* **Required task**: Scan the lines below for the word "label". Copy each line you find it in.

* **Data supplied**:
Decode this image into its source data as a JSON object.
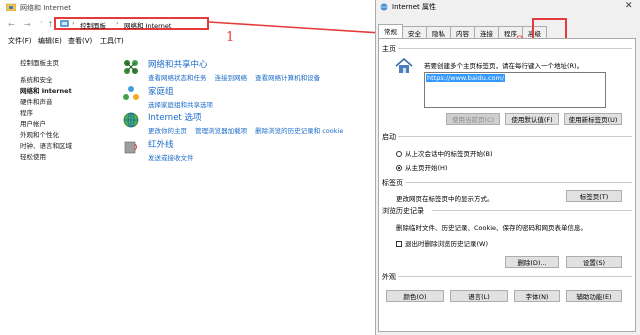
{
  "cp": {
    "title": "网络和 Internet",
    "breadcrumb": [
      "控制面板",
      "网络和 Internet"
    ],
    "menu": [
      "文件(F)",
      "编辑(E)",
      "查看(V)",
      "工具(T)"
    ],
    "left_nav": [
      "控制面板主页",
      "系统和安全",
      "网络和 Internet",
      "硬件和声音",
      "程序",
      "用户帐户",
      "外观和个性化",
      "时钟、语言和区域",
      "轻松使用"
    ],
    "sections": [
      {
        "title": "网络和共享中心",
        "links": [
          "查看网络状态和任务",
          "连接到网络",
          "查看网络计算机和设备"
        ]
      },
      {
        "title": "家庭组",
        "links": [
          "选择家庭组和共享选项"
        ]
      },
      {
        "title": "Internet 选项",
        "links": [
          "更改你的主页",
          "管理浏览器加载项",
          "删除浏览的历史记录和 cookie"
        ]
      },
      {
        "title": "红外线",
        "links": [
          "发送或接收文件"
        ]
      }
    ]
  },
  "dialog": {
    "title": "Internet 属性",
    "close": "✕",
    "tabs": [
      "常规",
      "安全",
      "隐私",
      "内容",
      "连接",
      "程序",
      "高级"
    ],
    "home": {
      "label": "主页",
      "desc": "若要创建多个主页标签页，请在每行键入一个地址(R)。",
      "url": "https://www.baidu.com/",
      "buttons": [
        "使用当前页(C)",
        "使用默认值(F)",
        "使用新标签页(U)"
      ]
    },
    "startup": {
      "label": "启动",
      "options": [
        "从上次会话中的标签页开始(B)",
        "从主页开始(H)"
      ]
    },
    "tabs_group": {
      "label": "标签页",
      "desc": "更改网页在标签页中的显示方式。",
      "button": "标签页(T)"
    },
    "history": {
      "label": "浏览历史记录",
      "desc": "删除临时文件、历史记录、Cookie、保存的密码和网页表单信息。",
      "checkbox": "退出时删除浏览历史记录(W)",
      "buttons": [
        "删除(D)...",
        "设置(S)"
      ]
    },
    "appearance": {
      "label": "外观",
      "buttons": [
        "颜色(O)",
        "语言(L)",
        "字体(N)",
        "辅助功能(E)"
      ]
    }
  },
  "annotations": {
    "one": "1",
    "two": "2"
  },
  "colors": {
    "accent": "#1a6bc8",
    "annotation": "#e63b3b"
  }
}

==

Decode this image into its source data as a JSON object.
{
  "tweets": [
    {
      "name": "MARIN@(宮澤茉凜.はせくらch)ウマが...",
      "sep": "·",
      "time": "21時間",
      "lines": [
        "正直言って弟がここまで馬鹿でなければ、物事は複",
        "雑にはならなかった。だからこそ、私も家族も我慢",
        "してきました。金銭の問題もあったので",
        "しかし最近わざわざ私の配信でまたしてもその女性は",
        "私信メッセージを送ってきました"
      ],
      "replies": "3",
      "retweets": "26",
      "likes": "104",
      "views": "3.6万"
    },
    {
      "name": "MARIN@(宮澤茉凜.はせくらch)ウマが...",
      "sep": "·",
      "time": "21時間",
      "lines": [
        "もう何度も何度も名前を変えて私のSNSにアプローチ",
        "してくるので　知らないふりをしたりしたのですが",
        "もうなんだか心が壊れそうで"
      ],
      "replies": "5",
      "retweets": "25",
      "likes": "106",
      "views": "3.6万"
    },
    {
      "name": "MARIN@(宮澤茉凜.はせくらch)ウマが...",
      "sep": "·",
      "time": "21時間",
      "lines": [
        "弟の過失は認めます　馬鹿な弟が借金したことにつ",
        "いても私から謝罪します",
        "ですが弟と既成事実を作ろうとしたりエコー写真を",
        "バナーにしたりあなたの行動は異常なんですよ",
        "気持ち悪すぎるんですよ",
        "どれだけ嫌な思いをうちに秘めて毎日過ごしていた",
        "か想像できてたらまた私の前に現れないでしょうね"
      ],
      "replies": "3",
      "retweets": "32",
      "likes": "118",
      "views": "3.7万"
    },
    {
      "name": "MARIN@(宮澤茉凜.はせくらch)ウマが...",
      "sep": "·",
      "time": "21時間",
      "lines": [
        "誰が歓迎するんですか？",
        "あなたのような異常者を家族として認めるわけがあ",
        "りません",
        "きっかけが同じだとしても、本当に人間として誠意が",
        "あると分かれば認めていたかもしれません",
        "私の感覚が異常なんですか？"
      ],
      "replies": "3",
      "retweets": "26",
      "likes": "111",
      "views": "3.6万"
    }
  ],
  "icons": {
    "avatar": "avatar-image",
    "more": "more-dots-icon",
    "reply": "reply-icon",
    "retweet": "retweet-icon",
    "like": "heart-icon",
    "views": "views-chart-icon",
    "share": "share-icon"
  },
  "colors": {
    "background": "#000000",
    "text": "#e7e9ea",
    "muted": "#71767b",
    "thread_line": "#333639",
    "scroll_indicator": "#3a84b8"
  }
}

* **Task answer**:
      "label": "主页",
      "label": "启动",
      "label": "标签页",
      "label": "浏览历史记录",
      "label": "外观",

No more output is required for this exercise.